James Neff Kramper Family v. Ibp, Inc.

Decision Date07 January 2005
Docket NumberNo. 03-1870.,03-1870.
Citation393 F.3d 828
PartiesJAMES NEFF KRAMPER FAMILY FARM PARTNERSHIP, Appellant, v. IBP, INC., Appellee.
CourtU.S. Court of Appeals — Eighth Circuit

Gregory N. Lohr, Sioux City, Iowa, for appellant.

Steven D. Davidson, Omaha, Nebraska, for appellee.

Before BYE, HANSEN and MELLOY, Circuit Judges.

BYE, Circuit Judge.

James Neff Kramper Family Farm Partnership (Kramper), a Nebraska landowner, is alleging IBP, Inc. trespassed on its farmland by placing an air monitoring device and groundwater well (collectively the monitoring station) six feet onto the land in question. The case originated in Nebraska state court and was removed to federal court by IBP.

+---+

→ **GIVEN EXERCISE**
Please update the stretch of the court opinion from "Citation393 F.3d 828" through "MELLOY, Circuit Judges." by writing it out again with "Omaha" changed to "Lincoln".

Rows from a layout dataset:
+---+

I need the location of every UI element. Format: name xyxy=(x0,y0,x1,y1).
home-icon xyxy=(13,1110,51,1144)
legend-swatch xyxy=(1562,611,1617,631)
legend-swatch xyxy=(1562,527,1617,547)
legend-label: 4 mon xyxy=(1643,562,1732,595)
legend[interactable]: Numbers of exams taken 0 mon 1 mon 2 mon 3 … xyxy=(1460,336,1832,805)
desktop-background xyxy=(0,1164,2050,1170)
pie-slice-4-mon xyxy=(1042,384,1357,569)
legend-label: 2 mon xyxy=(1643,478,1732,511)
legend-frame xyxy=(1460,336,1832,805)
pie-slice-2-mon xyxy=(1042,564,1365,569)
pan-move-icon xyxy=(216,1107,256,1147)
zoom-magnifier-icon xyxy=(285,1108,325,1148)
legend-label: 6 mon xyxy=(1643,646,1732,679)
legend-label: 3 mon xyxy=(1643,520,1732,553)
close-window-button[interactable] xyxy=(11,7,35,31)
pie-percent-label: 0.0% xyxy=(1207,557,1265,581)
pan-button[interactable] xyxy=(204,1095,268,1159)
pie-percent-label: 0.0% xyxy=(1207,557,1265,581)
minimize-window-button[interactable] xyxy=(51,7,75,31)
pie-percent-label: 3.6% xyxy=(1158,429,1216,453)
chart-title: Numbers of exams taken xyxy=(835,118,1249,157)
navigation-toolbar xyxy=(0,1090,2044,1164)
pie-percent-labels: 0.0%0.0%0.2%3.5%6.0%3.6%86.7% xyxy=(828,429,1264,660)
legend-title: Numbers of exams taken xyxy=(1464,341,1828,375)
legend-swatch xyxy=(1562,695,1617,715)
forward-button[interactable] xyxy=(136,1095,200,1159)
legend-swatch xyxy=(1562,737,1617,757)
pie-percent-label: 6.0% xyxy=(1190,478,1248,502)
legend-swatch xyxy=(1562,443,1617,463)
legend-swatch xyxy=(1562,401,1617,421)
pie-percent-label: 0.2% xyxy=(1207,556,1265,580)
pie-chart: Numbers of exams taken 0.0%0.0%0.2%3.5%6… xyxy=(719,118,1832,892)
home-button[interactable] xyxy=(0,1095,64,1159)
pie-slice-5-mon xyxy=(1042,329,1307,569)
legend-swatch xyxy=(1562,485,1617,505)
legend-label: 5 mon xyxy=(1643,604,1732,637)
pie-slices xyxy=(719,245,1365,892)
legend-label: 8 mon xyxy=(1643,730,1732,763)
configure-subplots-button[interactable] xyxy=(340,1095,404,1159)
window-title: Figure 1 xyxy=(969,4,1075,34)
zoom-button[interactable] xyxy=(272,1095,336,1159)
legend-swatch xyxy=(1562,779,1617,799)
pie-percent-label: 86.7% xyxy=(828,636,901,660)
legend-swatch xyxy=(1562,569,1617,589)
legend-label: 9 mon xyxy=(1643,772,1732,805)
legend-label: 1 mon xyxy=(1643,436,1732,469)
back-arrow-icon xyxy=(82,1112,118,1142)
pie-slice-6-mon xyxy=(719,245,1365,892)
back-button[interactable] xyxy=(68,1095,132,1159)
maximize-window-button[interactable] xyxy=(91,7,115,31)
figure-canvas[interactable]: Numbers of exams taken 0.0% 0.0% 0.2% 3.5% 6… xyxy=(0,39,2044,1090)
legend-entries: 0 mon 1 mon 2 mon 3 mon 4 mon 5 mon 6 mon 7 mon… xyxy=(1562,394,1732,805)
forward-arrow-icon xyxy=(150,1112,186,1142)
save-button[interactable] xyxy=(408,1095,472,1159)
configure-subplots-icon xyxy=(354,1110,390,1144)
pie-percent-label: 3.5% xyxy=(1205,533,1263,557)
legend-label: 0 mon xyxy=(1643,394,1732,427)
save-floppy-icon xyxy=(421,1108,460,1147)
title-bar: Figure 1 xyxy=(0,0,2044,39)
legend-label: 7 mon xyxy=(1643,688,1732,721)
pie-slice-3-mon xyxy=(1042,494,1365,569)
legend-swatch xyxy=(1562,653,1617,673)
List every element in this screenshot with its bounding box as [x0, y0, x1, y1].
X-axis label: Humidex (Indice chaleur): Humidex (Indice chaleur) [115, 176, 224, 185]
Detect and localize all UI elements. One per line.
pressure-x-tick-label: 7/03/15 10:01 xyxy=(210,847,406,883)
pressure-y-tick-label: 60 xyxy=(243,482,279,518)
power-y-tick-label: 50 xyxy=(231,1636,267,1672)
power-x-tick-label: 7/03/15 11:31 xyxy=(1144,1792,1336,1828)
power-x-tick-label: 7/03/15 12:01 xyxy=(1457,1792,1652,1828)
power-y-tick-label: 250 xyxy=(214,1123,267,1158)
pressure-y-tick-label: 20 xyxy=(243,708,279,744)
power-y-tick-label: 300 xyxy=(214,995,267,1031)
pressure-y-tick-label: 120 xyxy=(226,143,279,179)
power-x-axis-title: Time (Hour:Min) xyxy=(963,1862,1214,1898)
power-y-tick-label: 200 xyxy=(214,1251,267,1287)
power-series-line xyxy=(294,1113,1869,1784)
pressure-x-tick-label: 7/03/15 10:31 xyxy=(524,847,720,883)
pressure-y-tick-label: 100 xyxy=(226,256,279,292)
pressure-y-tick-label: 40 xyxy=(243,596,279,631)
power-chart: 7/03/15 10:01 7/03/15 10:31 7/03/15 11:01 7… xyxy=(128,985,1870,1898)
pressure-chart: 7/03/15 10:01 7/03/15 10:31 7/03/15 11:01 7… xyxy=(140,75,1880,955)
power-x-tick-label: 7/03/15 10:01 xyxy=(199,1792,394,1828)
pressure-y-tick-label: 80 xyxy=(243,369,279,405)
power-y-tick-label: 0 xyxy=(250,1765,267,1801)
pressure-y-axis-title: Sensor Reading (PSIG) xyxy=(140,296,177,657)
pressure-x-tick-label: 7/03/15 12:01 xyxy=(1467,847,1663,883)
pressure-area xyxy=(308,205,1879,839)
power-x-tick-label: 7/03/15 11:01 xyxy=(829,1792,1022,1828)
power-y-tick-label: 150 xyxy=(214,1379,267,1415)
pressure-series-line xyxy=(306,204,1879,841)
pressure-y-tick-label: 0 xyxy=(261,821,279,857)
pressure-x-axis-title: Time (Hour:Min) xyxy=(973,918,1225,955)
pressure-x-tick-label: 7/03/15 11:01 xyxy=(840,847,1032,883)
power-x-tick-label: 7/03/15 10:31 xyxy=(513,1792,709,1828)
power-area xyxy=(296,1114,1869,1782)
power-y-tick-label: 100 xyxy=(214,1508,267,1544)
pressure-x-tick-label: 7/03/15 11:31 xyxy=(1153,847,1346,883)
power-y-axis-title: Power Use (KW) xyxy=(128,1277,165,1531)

+---+

→ **RESULT**
Citation393 F.3d 828
PartiesJAMES NEFF KRAMPER FAMILY FARM PARTNERSHIP, Appellant, v. IBP, INC., Appellee.
CourtU.S. Court of Appeals — Eighth Circuit

Gregory N. Lohr, Sioux City, Iowa, for appellant.

Steven D. Davidson, Lincoln, Nebraska, for appellee.

Before BYE, HANSEN and MELLOY, Circuit Judges.